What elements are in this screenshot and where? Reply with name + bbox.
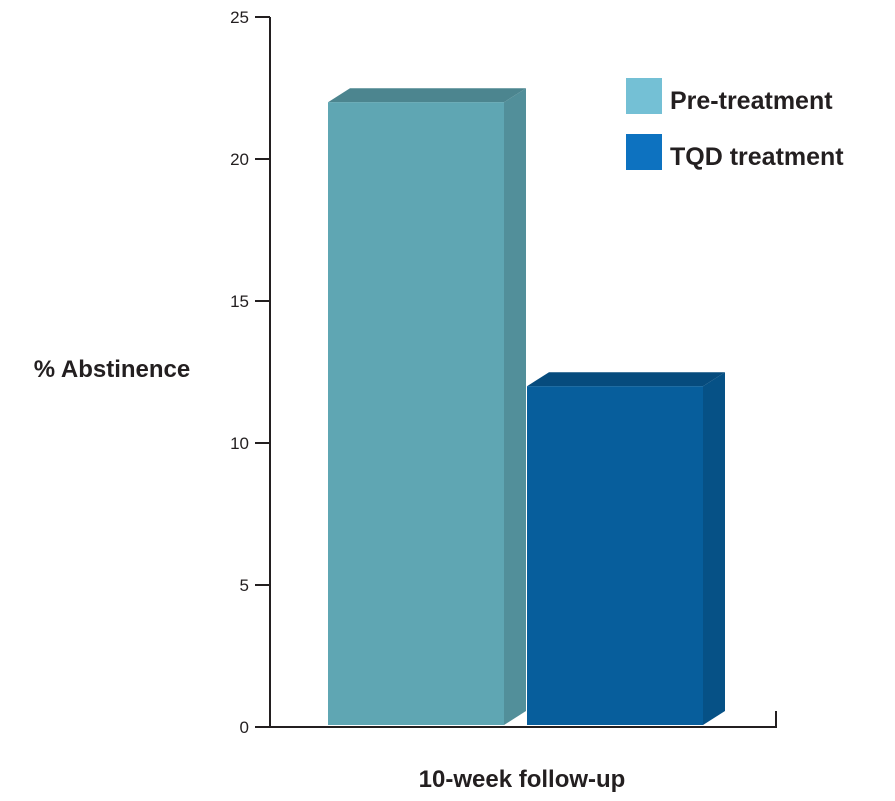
legend-label-tqd-treatment: TQD treatment	[670, 143, 844, 171]
bar-side-face	[703, 372, 725, 725]
y-tick-label: 5	[240, 576, 249, 595]
y-tick-label: 0	[240, 718, 249, 737]
bar-side-face	[504, 88, 526, 725]
bar-front-face	[527, 386, 703, 725]
y-ticks-group: 0 5 10 15 20 25	[230, 8, 270, 737]
bar-pre-treatment	[328, 88, 526, 725]
legend: Pre-treatment TQD treatment	[626, 78, 844, 171]
y-tick-label: 25	[230, 8, 249, 27]
x-axis-title: 10-week follow-up	[419, 766, 626, 793]
bar-top-face	[328, 88, 526, 103]
bar-top-face	[527, 372, 725, 387]
legend-swatch-tqd-treatment	[626, 134, 662, 170]
y-tick-label: 10	[230, 434, 249, 453]
axes-group	[269, 17, 777, 728]
legend-swatch-pre-treatment	[626, 78, 662, 114]
y-tick-label: 20	[230, 150, 249, 169]
y-tick-label: 15	[230, 292, 249, 311]
bar-front-face	[328, 102, 504, 725]
y-axis-title: % Abstinence	[34, 356, 190, 383]
legend-label-pre-treatment: Pre-treatment	[670, 87, 833, 115]
bars-group	[328, 88, 725, 725]
bar-tqd-treatment	[527, 372, 725, 725]
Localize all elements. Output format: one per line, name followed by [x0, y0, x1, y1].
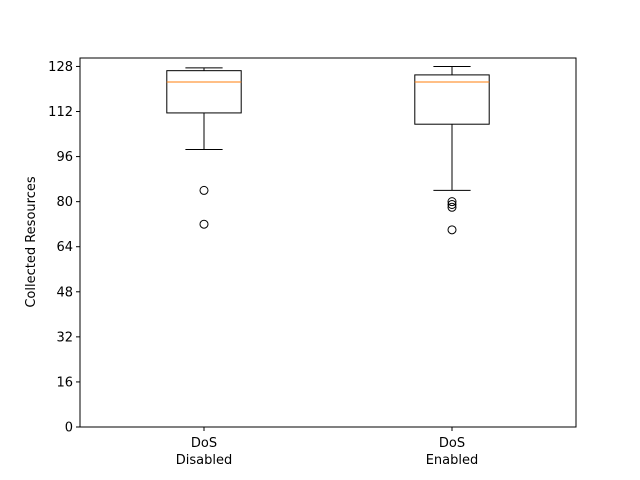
box-2 [414, 65, 490, 235]
x-tick-label-line1: DoS [439, 436, 465, 451]
x-tick-label-line2: Disabled [176, 453, 232, 468]
x-axis: DoS Disabled DoS Enabled [176, 427, 479, 468]
y-tick-label: 32 [56, 330, 73, 345]
box-1 [166, 67, 242, 229]
y-axis: 0 16 32 48 64 80 96 112 128 [48, 60, 80, 436]
iqr-box [414, 74, 490, 125]
y-tick-label: 48 [56, 285, 73, 300]
y-tick-label: 16 [56, 375, 73, 390]
iqr-box [166, 70, 242, 114]
outlier-point [447, 202, 457, 212]
outlier-point [199, 185, 209, 195]
outlier-point [447, 199, 457, 209]
outlier-point [199, 219, 209, 229]
plot-area [80, 58, 576, 427]
outlier-point [447, 197, 457, 207]
boxes-group [166, 65, 490, 235]
plot-frame [79, 57, 577, 428]
outlier-point [447, 225, 457, 235]
x-tick-label-line2: Enabled [426, 453, 479, 468]
y-tick-label: 80 [56, 195, 73, 210]
y-tick-label: 112 [48, 105, 73, 120]
y-tick-label: 96 [56, 150, 73, 165]
y-tick-label: 0 [65, 421, 73, 436]
y-tick-label: 128 [48, 60, 73, 75]
y-axis-label: Collected Resources [24, 176, 39, 307]
y-tick-label: 64 [56, 240, 73, 255]
x-tick-label-line1: DoS [191, 436, 217, 451]
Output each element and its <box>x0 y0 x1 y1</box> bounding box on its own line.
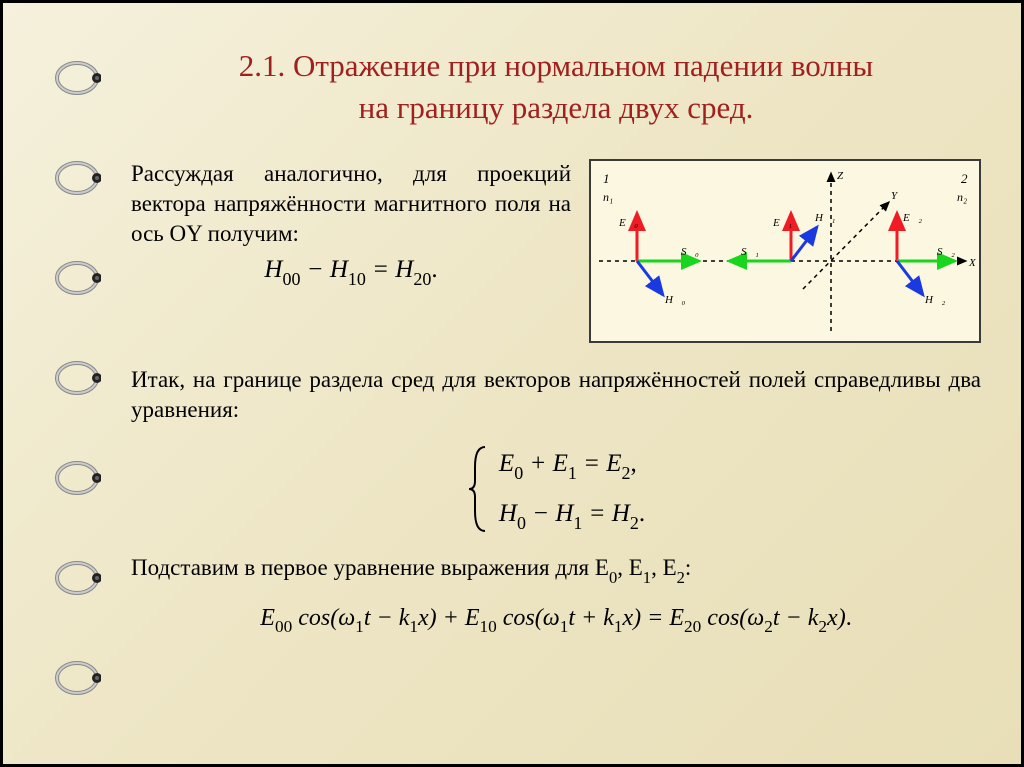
eq-sym: H <box>555 500 573 527</box>
eq-sub: 0 <box>514 463 523 483</box>
svg-text:H⃗₀: H⃗₀ <box>664 294 686 306</box>
eq-sym: H <box>612 500 630 527</box>
eq-dot: . <box>639 500 645 527</box>
eq-sub: 0 <box>517 513 526 533</box>
svg-text:Y: Y <box>891 190 899 202</box>
eq-sub: 1 <box>568 463 577 483</box>
binder-ring <box>53 359 101 397</box>
svg-text:X: X <box>968 257 977 269</box>
eq-op: = <box>582 500 611 527</box>
paragraph-3: Подставим в первое уравнение выражения д… <box>131 553 981 586</box>
eq-sub: 20 <box>413 269 431 289</box>
eq-op: − <box>526 500 555 527</box>
eq-op: = <box>366 256 395 283</box>
system-eq-b: H0 − H1 = H2. <box>499 489 645 539</box>
slide-title: 2.1. Отражение при нормальном падении во… <box>131 45 981 129</box>
eq-op: + <box>523 450 552 477</box>
eq-sub: 10 <box>348 269 366 289</box>
eq-sym: H <box>499 500 517 527</box>
system-eq-a: E0 + E1 = E2, <box>499 439 645 489</box>
eq-sub: 2 <box>622 463 631 483</box>
svg-text:S⃗₂: S⃗₂ <box>937 246 955 258</box>
eq-sub: 00 <box>282 269 300 289</box>
eq-sym: E <box>553 450 568 477</box>
binder-ring <box>53 559 101 597</box>
eq-sub: 1 <box>573 513 582 533</box>
title-line-2: на границу раздела двух сред. <box>359 90 754 125</box>
equation-long: E00 cos(ω1t − k1x) + E10 cos(ω1t + k1x) … <box>131 605 981 636</box>
eq-sym: H <box>330 256 348 283</box>
svg-text:E⃗₁: E⃗₁ <box>772 217 792 229</box>
eq-op: − <box>300 256 329 283</box>
svg-text:E⃗₂: E⃗₂ <box>902 212 922 224</box>
eq-comma: , <box>631 450 637 477</box>
eq-dot: . <box>431 256 437 283</box>
binder-ring <box>53 259 101 297</box>
p3-text: Подставим в первое уравнение выражения д… <box>131 555 609 580</box>
equation-h: H00 − H10 = H20. <box>131 256 571 288</box>
p3-text: : <box>685 555 691 580</box>
p3-sub: 1 <box>643 568 651 587</box>
eq-sym: H <box>264 256 282 283</box>
svg-text:Z: Z <box>837 170 844 182</box>
svg-text:n₁: n₁ <box>603 190 613 204</box>
binder-ring <box>53 459 101 497</box>
equation-system: E0 + E1 = E2, H0 − H1 = H2. <box>131 439 981 539</box>
svg-text:2: 2 <box>961 171 968 186</box>
p3-sub: 2 <box>677 568 685 587</box>
paragraph-1: Рассуждая аналогично, для проекций векто… <box>131 159 571 250</box>
p3-text: , E <box>651 555 677 580</box>
p3-text: , E <box>617 555 643 580</box>
eq-op: = <box>577 450 606 477</box>
svg-text:E⃗₀: E⃗₀ <box>618 217 638 229</box>
p3-sub: 0 <box>609 568 617 587</box>
svg-text:n₂: n₂ <box>957 190 967 204</box>
eq-sym: H <box>395 256 413 283</box>
svg-text:H⃗₂: H⃗₂ <box>924 294 946 306</box>
svg-text:H⃗₁: H⃗₁ <box>814 212 836 224</box>
binder-ring <box>53 659 101 697</box>
eq-sym: E <box>606 450 621 477</box>
wave-diagram: X Z Y 1 n₁ 2 n₂ E⃗₀ S⃗₀ H <box>589 159 981 343</box>
svg-text:S⃗₀: S⃗₀ <box>681 246 699 258</box>
eq-sub: 2 <box>630 513 639 533</box>
title-line-1: 2.1. Отражение при нормальном падении во… <box>239 48 874 83</box>
eq-sym: E <box>499 450 514 477</box>
slide-content: 2.1. Отражение при нормальном падении во… <box>131 45 981 636</box>
binder-ring <box>53 59 101 97</box>
svg-text:1: 1 <box>603 171 610 186</box>
svg-text:S⃗₁: S⃗₁ <box>741 246 759 258</box>
binder-ring <box>53 159 101 197</box>
paragraph-2: Итак, на границе раздела сред для вектор… <box>131 365 981 426</box>
brace-icon <box>467 443 489 535</box>
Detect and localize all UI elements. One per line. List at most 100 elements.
######
#### Do this
Start at the line containing "eq-sym: H <box>555 500 573 527</box>" and stop after the line containing "binder-ring <box>53 559 101 597</box>". Rewrite only those lines, changing every "eq-op" to "eq-operator" and leaving everything else the same.

#### Result for this exercise
eq-sym: H <box>555 500 573 527</box>
eq-sub: 0 <box>514 463 523 483</box>
svg-text:H⃗₀: H⃗₀ <box>664 294 686 306</box>
eq-sym: H <box>612 500 630 527</box>
eq-dot: . <box>639 500 645 527</box>
eq-sub: 0 <box>517 513 526 533</box>
svg-text:Y: Y <box>891 190 899 202</box>
eq-sub: 1 <box>568 463 577 483</box>
binder-ring <box>53 359 101 397</box>
svg-text:X: X <box>968 257 977 269</box>
eq-operator: = <box>582 500 611 527</box>
paragraph-3: Подставим в первое уравнение выражения д… <box>131 553 981 586</box>
eq-sub: 20 <box>413 269 431 289</box>
eq-operator: − <box>526 500 555 527</box>
eq-operator: = <box>366 256 395 283</box>
system-eq-b: H0 − H1 = H2. <box>499 489 645 539</box>
slide-title: 2.1. Отражение при нормальном падении во… <box>131 45 981 129</box>
eq-operator: + <box>523 450 552 477</box>
eq-sub: 10 <box>348 269 366 289</box>
eq-sym: H <box>499 500 517 527</box>
system-eq-a: E0 + E1 = E2, <box>499 439 645 489</box>
eq-sub: 2 <box>622 463 631 483</box>
svg-text:S⃗₂: S⃗₂ <box>937 246 955 258</box>
eq-sub: 00 <box>282 269 300 289</box>
eq-sym: E <box>553 450 568 477</box>
binder-ring <box>53 559 101 597</box>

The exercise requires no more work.